··· MATERIAL TO PROCESS ···
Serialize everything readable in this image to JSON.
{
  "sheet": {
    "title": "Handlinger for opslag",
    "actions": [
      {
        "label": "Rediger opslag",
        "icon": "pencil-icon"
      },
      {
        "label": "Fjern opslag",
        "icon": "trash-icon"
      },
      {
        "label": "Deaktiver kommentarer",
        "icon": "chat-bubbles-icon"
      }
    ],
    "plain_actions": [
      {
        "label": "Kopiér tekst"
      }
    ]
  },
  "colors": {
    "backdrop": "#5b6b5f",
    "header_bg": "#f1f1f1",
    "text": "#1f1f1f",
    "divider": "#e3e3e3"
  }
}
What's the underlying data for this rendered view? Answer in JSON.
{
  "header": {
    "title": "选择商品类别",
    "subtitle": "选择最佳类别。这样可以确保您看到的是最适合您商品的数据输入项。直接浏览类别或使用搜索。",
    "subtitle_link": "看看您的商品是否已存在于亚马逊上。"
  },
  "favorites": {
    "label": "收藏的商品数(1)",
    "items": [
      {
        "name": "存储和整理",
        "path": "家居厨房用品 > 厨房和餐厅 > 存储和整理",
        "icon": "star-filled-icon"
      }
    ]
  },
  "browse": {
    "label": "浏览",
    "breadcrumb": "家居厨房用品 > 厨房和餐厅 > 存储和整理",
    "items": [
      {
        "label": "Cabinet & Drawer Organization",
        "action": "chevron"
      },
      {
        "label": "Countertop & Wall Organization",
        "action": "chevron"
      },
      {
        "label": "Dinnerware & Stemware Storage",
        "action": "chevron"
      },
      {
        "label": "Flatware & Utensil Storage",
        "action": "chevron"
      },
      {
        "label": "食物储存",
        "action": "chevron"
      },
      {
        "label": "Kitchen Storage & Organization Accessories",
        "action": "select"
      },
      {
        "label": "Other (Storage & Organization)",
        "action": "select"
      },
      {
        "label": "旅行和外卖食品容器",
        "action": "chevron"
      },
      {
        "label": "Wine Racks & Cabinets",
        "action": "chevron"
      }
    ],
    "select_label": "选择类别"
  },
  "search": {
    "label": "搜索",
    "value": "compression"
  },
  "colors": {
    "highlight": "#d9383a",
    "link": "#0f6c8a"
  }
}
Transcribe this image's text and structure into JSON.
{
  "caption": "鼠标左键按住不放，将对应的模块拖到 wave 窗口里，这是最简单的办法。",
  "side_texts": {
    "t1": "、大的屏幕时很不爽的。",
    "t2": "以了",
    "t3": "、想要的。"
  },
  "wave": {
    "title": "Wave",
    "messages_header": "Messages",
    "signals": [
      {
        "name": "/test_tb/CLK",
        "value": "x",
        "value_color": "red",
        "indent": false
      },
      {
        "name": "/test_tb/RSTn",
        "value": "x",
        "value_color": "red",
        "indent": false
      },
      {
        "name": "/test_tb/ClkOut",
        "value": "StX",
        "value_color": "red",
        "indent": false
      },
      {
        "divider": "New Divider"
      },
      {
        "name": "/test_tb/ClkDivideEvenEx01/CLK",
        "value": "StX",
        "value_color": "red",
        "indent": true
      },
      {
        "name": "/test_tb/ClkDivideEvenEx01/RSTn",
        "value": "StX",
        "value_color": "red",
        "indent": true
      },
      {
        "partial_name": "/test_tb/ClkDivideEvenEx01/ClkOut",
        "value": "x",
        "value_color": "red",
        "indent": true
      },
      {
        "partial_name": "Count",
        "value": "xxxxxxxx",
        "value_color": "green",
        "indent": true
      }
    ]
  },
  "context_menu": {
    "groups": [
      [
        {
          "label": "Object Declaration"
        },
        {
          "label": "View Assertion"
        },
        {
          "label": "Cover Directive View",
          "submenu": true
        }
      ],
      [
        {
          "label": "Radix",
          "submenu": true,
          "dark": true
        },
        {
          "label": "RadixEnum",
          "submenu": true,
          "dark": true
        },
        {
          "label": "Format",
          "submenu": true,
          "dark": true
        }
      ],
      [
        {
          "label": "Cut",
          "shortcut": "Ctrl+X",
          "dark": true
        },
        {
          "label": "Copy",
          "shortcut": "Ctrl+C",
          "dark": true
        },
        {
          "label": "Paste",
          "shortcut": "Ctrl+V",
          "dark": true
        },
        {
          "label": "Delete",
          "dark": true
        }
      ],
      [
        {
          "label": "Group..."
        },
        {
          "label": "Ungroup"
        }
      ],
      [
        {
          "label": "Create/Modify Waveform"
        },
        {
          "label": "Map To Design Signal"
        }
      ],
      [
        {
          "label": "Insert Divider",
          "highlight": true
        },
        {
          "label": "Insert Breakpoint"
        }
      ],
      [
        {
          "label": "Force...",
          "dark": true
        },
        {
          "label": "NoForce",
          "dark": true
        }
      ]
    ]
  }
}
···
Transcribe the data. Leave every line exactly as it is.

Serialize everything readable in this image to JSON.
{
  "sheet": {
    "title": "Handlinger for opslag",
    "actions": [
      {
        "label": "Rediger opslag",
        "icon": "pencil-icon"
      },
      {
        "label": "Fjern opslag",
        "icon": "trash-icon"
      },
      {
        "label": "Deaktiver kommentarer",
        "icon": "chat-bubbles-icon"
      }
    ],
    "plain_actions": [
      {
        "label": "Kopiér tekst"
      }
    ]
  },
  "colors": {
    "backdrop": "#5b6b5f",
    "header_bg": "#f1f1f1",
    "text": "#1f1f1f",
    "divider": "#e3e3e3"
  }
}
What's the underlying data for this rendered view? Answer in JSON.
{
  "header": {
    "title": "选择商品类别",
    "subtitle": "选择最佳类别。这样可以确保您看到的是最适合您商品的数据输入项。直接浏览类别或使用搜索。",
    "subtitle_link": "看看您的商品是否已存在于亚马逊上。"
  },
  "favorites": {
    "label": "收藏的商品数(1)",
    "items": [
      {
        "name": "存储和整理",
        "path": "家居厨房用品 > 厨房和餐厅 > 存储和整理",
        "icon": "star-filled-icon"
      }
    ]
  },
  "browse": {
    "label": "浏览",
    "breadcrumb": "家居厨房用品 > 厨房和餐厅 > 存储和整理",
    "items": [
      {
        "label": "Cabinet & Drawer Organization",
        "action": "chevron"
      },
      {
        "label": "Countertop & Wall Organization",
        "action": "chevron"
      },
      {
        "label": "Dinnerware & Stemware Storage",
        "action": "chevron"
      },
      {
        "label": "Flatware & Utensil Storage",
        "action": "chevron"
      },
      {
        "label": "食物储存",
        "action": "chevron"
      },
      {
        "label": "Kitchen Storage & Organization Accessories",
        "action": "select"
      },
      {
        "label": "Other (Storage & Organization)",
        "action": "select"
      },
      {
        "label": "旅行和外卖食品容器",
        "action": "chevron"
      },
      {
        "label": "Wine Racks & Cabinets",
        "action": "chevron"
      }
    ],
    "select_label": "选择类别"
  },
  "search": {
    "label": "搜索",
    "value": "compression"
  },
  "colors": {
    "highlight": "#d9383a",
    "link": "#0f6c8a"
  }
}
Transcribe this image's text and structure into JSON.
{
  "caption": "鼠标左键按住不放，将对应的模块拖到 wave 窗口里，这是最简单的办法。",
  "side_texts": {
    "t1": "、大的屏幕时很不爽的。",
    "t2": "以了",
    "t3": "、想要的。"
  },
  "wave": {
    "title": "Wave",
    "messages_header": "Messages",
    "signals": [
      {
        "name": "/test_tb/CLK",
        "value": "x",
        "value_color": "red",
        "indent": false
      },
      {
        "name": "/test_tb/RSTn",
        "value": "x",
        "value_color": "red",
        "indent": false
      },
      {
        "name": "/test_tb/ClkOut",
        "value": "StX",
        "value_color": "red",
        "indent": false
      },
      {
        "divider": "New Divider"
      },
      {
        "name": "/test_tb/ClkDivideEvenEx01/CLK",
        "value": "StX",
        "value_color": "red",
        "indent": true
      },
      {
        "name": "/test_tb/ClkDivideEvenEx01/RSTn",
        "value": "StX",
        "value_color": "red",
        "indent": true
      },
      {
        "partial_name": "/test_tb/ClkDivideEvenEx01/ClkOut",
        "value": "x",
        "value_color": "red",
        "indent": true
      },
      {
        "partial_name": "Count",
        "value": "xxxxxxxx",
        "value_color": "green",
        "indent": true
      }
    ]
  },
  "context_menu": {
    "groups": [
      [
        {
          "label": "Object Declaration"
        },
        {
          "label": "View Assertion"
        },
        {
          "label": "Cover Directive View",
          "submenu": true
        }
      ],
      [
        {
          "label": "Radix",
          "submenu": true,
          "dark": true
        },
        {
          "label": "RadixEnum",
          "submenu": true,
          "dark": true
        },
        {
          "label": "Format",
          "submenu": true,
          "dark": true
        }
      ],
      [
        {
          "label": "Cut",
          "shortcut": "Ctrl+X",
          "dark": true
        },
        {
          "label": "Copy",
          "shortcut": "Ctrl+C",
          "dark": true
        },
        {
          "label": "Paste",
          "shortcut": "Ctrl+V",
          "dark": true
        },
        {
          "label": "Delete",
          "dark": true
        }
      ],
      [
        {
          "label": "Group..."
        },
        {
          "label": "Ungroup"
        }
      ],
      [
        {
          "label": "Create/Modify Waveform"
        },
        {
          "label": "Map To Design Signal"
        }
      ],
      [
        {
          "label": "Insert Divider",
          "highlight": true
        },
        {
          "label": "Insert Breakpoint"
        }
      ],
      [
        {
          "label": "Force...",
          "dark": true
        },
        {
          "label": "NoForce",
          "dark": true
        }
      ]
    ]
  }
}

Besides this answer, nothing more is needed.